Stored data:
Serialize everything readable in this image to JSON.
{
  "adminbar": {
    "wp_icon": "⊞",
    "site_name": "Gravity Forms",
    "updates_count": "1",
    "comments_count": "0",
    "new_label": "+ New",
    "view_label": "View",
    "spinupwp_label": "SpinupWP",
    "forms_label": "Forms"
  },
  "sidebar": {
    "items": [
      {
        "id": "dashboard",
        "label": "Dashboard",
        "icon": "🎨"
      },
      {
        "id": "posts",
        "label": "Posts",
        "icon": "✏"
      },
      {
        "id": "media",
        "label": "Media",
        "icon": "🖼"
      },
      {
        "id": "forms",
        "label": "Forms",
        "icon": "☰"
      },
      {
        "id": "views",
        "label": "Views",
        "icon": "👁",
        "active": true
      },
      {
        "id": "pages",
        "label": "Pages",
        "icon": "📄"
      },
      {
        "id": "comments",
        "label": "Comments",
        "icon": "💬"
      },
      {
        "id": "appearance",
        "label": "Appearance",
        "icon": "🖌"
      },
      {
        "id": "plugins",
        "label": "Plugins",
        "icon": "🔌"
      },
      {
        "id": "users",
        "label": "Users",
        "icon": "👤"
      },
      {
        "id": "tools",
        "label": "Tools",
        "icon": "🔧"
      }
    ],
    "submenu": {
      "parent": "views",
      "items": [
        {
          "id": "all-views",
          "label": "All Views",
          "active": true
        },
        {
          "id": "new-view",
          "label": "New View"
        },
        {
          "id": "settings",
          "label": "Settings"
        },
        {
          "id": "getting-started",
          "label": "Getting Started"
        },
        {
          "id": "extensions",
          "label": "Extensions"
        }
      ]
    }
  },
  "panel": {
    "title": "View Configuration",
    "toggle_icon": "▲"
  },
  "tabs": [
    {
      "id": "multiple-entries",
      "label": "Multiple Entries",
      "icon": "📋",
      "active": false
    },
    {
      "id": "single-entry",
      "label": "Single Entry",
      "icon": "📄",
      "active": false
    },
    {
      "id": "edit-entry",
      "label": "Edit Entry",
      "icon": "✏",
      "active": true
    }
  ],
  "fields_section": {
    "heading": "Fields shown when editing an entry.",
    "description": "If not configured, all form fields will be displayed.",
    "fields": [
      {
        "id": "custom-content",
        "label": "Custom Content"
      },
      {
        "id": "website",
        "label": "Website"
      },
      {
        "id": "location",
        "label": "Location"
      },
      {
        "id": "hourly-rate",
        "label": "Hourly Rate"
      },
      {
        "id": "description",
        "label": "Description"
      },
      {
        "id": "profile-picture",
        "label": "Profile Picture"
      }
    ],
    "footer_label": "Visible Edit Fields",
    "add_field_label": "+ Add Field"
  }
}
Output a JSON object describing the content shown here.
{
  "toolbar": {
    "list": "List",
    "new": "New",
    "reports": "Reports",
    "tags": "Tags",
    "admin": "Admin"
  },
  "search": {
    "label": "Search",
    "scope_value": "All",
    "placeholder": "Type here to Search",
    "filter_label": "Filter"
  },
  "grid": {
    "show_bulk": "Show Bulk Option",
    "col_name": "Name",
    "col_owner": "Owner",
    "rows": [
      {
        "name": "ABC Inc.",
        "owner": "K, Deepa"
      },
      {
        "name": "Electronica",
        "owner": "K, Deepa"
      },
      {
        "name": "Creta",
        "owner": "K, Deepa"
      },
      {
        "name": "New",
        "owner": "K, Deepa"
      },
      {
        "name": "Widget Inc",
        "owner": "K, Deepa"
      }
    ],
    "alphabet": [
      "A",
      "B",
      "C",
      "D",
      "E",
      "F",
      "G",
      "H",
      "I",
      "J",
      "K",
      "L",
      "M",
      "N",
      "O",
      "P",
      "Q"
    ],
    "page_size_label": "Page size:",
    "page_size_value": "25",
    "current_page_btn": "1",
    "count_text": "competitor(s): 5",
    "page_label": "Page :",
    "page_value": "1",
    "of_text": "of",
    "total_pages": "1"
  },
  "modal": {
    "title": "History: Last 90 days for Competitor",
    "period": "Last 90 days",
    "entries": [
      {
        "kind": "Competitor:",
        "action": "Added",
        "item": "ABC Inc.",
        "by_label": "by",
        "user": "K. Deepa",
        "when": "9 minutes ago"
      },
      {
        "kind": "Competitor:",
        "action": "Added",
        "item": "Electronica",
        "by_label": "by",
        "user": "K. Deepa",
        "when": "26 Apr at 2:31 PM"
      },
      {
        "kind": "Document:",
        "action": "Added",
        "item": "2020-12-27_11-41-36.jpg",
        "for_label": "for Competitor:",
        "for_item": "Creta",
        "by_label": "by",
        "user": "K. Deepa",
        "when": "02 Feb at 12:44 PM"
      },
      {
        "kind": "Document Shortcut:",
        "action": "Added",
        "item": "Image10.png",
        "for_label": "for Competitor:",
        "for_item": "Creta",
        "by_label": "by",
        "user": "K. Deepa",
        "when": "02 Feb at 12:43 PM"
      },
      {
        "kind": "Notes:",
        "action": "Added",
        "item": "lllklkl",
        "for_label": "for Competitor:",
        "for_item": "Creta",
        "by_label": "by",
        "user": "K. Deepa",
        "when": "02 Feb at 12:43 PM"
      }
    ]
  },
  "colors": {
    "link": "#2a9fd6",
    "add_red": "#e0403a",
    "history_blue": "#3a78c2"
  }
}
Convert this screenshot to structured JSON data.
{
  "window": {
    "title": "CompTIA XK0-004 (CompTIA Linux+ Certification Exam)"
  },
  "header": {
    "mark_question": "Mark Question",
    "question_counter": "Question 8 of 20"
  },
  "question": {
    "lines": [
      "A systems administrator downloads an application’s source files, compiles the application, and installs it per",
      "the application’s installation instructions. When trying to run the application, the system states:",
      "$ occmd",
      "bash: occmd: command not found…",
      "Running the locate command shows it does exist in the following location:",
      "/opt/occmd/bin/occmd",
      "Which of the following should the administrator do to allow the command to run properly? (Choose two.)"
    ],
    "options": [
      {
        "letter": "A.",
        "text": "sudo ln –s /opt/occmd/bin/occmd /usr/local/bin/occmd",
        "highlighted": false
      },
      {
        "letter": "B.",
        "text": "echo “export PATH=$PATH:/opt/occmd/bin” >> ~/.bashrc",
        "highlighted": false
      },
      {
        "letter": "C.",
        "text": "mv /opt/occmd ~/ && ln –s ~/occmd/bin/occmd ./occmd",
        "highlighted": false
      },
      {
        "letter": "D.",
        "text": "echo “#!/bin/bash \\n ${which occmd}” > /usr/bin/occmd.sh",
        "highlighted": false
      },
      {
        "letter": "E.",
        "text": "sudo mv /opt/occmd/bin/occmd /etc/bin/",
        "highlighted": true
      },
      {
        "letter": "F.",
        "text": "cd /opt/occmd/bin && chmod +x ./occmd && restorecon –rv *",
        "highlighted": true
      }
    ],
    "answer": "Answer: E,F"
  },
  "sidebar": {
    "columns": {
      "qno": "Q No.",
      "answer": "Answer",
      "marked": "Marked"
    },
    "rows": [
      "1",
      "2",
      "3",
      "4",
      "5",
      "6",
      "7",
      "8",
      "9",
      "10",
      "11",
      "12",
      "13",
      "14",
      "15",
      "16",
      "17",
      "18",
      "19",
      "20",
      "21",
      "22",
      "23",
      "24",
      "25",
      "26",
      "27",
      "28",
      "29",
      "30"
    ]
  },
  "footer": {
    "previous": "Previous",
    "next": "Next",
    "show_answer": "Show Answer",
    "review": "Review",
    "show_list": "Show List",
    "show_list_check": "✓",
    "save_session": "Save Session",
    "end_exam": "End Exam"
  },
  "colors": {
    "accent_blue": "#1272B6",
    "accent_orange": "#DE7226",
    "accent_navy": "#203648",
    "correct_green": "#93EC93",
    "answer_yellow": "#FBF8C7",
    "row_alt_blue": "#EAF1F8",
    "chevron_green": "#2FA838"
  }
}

▸ Exercise objective
Take every line containing the word "following" and copy it.

▸ Response to the task
      "Running the locate command shows it does exist in the following location:",
      "Which of the following should the administrator do to allow the command to run properly? (Choose two.)"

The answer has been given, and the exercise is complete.